■ Exercise task: Turn every item below into a two-column Markdown table, with Row holding a running line number and Text holding the line itself. Leave out blank lines.

■ Extracted material:
◆ ◆ ◆ ◆
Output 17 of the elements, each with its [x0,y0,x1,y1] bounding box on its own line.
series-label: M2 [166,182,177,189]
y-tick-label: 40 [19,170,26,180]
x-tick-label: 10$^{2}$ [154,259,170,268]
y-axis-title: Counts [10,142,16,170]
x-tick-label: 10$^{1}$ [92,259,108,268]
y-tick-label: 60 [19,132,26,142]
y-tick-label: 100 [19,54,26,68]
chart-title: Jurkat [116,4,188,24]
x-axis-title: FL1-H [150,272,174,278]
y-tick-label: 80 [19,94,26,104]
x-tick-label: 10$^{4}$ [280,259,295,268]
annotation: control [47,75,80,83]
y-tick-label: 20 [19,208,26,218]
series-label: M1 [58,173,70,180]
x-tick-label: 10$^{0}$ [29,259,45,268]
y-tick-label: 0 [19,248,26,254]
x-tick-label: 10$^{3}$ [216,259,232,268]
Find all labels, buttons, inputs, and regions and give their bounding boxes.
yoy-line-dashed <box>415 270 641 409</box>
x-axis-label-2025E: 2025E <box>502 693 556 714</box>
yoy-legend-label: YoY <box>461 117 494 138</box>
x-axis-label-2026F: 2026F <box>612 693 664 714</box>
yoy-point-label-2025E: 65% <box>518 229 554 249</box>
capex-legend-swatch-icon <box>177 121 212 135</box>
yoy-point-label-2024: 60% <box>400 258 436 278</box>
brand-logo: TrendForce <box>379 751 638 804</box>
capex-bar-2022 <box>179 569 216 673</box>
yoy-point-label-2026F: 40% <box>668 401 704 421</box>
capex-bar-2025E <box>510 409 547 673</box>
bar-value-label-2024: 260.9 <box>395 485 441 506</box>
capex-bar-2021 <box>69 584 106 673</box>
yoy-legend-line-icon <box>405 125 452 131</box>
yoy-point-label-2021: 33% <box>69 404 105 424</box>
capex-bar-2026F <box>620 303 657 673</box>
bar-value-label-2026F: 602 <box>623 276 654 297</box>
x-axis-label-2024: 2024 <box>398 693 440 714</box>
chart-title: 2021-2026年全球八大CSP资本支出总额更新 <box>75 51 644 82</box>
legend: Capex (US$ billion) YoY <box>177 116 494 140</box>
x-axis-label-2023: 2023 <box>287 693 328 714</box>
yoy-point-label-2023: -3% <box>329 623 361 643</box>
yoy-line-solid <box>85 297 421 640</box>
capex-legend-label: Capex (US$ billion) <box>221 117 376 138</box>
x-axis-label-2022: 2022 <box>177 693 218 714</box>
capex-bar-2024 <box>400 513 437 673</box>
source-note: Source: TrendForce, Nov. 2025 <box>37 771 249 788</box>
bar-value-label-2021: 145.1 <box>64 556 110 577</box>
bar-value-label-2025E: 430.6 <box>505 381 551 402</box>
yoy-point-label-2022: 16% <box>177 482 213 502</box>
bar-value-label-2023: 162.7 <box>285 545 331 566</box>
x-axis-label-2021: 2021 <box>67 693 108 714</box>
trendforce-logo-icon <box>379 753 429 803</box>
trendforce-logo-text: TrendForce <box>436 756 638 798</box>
◆ ◆ ◆ ◆
■ Response to this exercise:
| Row | Text |
|---|---|
| 1 | Output 17 of the elements, each with its [x0,y0,x1,y1] bounding box on its own line. |
| 2 | series-label: M2 [166,182,177,189] |
| 3 | y-tick-label: 40 [19,170,26,180] |
| 4 | x-tick-label: 10$^{2}$ [154,259,170,268] |
| 5 | y-axis-title: Counts [10,142,16,170] |
| 6 | x-tick-label: 10$^{1}$ [92,259,108,268] |
| 7 | y-tick-label: 60 [19,132,26,142] |
| 8 | y-tick-label: 100 [19,54,26,68] |
| 9 | chart-title: Jurkat [116,4,188,24] |
| 10 | x-axis-title: FL1-H [150,272,174,278] |
| 11 | y-tick-label: 80 [19,94,26,104] |
| 12 | x-tick-label: 10$^{4}$ [280,259,295,268] |
| 13 | annotation: control [47,75,80,83] |
| 14 | y-tick-label: 20 [19,208,26,218] |
| 15 | series-label: M1 [58,173,70,180] |
| 16 | x-tick-label: 10$^{0}$ [29,259,45,268] |
| 17 | y-tick-label: 0 [19,248,26,254] |
| 18 | x-tick-label: 10$^{3}$ [216,259,232,268] |
| 19 | Find all labels, buttons, inputs, and regions and give their bounding boxes. |
| 20 | yoy-line-dashed <box>415 270 641 409</box> |
| 21 | x-axis-label-2025E: 2025E <box>502 693 556 714</box> |
| 22 | yoy-legend-label: YoY <box>461 117 494 138</box> |
| 23 | x-axis-label-2026F: 2026F <box>612 693 664 714</box> |
| 24 | yoy-point-label-2025E: 65% <box>518 229 554 249</box> |
| 25 | capex-legend-swatch-icon <box>177 121 212 135</box> |
| 26 | yoy-point-label-2024: 60% <box>400 258 436 278</box> |
| 27 | brand-logo: TrendForce <box>379 751 638 804</box> |
| 28 | capex-bar-2022 <box>179 569 216 673</box> |
| 29 | yoy-point-label-2026F: 40% <box>668 401 704 421</box> |
| 30 | capex-bar-2025E <box>510 409 547 673</box> |
| 31 | bar-value-label-2024: 260.9 <box>395 485 441 506</box> |
| 32 | capex-bar-2021 <box>69 584 106 673</box> |
| 33 | yoy-legend-line-icon <box>405 125 452 131</box> |
| 34 | yoy-point-label-2021: 33% <box>69 404 105 424</box> |
| 35 | capex-bar-2026F <box>620 303 657 673</box> |
| 36 | bar-value-label-2026F: 602 <box>623 276 654 297</box> |
| 37 | x-axis-label-2024: 2024 <box>398 693 440 714</box> |
| 38 | chart-title: 2021-2026年全球八大CSP资本支出总额更新 <box>75 51 644 82</box> |
| 39 | legend: Capex (US$ billion) YoY <box>177 116 494 140</box> |
| 40 | x-axis-label-2023: 2023 <box>287 693 328 714</box> |
| 41 | yoy-point-label-2023: -3% <box>329 623 361 643</box> |
| 42 | yoy-line-solid <box>85 297 421 640</box> |
| 43 | capex-legend-label: Capex (US$ billion) <box>221 117 376 138</box> |
| 44 | x-axis-label-2022: 2022 <box>177 693 218 714</box> |
| 45 | capex-bar-2024 <box>400 513 437 673</box> |
| 46 | source-note: Source: TrendForce, Nov. 2025 <box>37 771 249 788</box> |
| 47 | bar-value-label-2021: 145.1 <box>64 556 110 577</box> |
| 48 | bar-value-label-2025E: 430.6 <box>505 381 551 402</box> |
| 49 | yoy-point-label-2022: 16% <box>177 482 213 502</box> |
| 50 | bar-value-label-2023: 162.7 <box>285 545 331 566</box> |
| 51 | x-axis-label-2021: 2021 <box>67 693 108 714</box> |
| 52 | trendforce-logo-icon <box>379 753 429 803</box> |
| 53 | trendforce-logo-text: TrendForce <box>436 756 638 798</box> |